PROBLEM TO WORK ON -> Below are records; work out how many of their lines hold the string "códigos" and give that number alone.

EXTRACTED DATA ->
▬▬▬
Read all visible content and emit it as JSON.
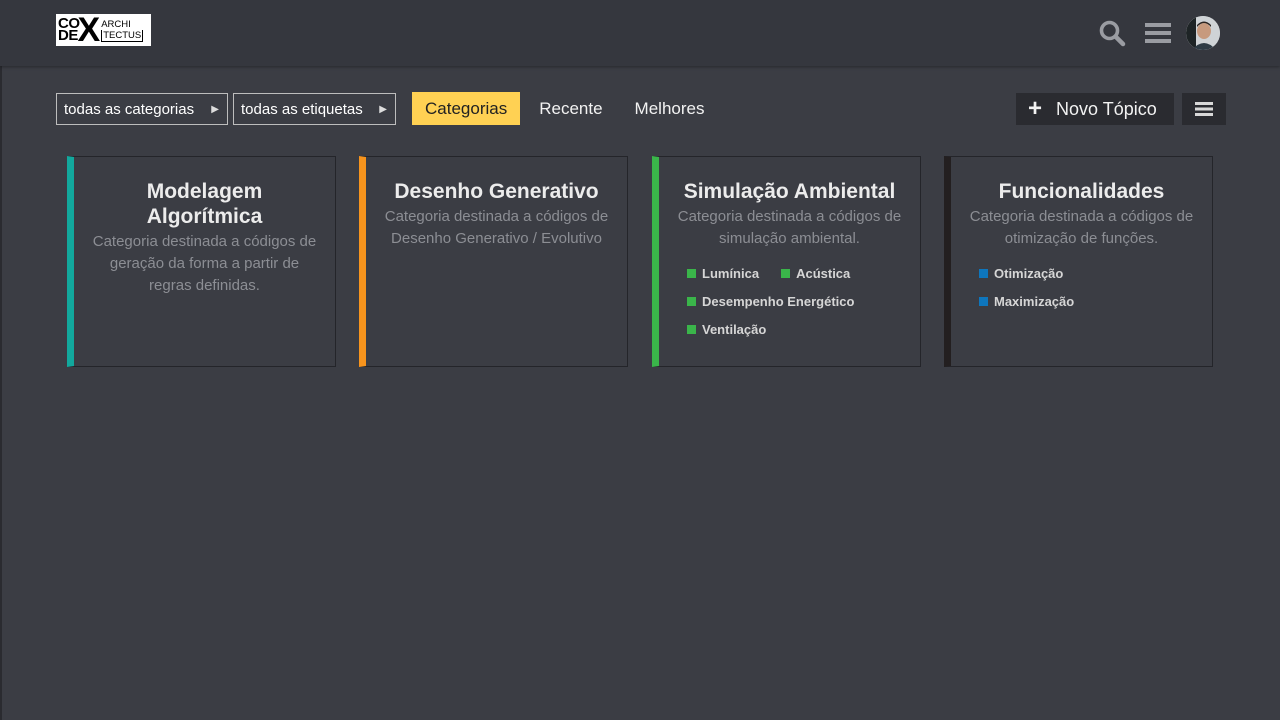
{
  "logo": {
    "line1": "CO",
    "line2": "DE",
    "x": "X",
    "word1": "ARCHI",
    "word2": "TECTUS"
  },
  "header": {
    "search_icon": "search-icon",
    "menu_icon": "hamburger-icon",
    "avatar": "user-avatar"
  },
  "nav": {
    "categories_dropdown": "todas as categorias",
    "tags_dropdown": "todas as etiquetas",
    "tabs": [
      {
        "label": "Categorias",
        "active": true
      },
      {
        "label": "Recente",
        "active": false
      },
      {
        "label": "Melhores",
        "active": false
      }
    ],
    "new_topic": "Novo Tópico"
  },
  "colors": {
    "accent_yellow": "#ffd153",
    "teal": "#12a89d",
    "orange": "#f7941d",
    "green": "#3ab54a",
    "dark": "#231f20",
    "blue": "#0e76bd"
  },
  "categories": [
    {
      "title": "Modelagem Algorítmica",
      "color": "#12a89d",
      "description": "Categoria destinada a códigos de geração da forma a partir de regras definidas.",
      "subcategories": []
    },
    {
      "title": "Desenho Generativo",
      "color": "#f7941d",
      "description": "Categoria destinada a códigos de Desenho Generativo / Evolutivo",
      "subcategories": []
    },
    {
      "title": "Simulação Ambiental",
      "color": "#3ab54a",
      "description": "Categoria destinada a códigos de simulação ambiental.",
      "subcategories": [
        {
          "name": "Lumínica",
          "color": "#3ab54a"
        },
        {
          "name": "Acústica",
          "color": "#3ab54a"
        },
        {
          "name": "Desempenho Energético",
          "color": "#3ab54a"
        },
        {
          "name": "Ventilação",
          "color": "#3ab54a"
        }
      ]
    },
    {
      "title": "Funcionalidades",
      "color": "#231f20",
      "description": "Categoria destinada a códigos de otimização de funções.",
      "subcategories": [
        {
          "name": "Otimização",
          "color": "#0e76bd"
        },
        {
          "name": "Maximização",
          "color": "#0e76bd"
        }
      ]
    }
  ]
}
▬▬▬
OUTPUT BELOW -> 4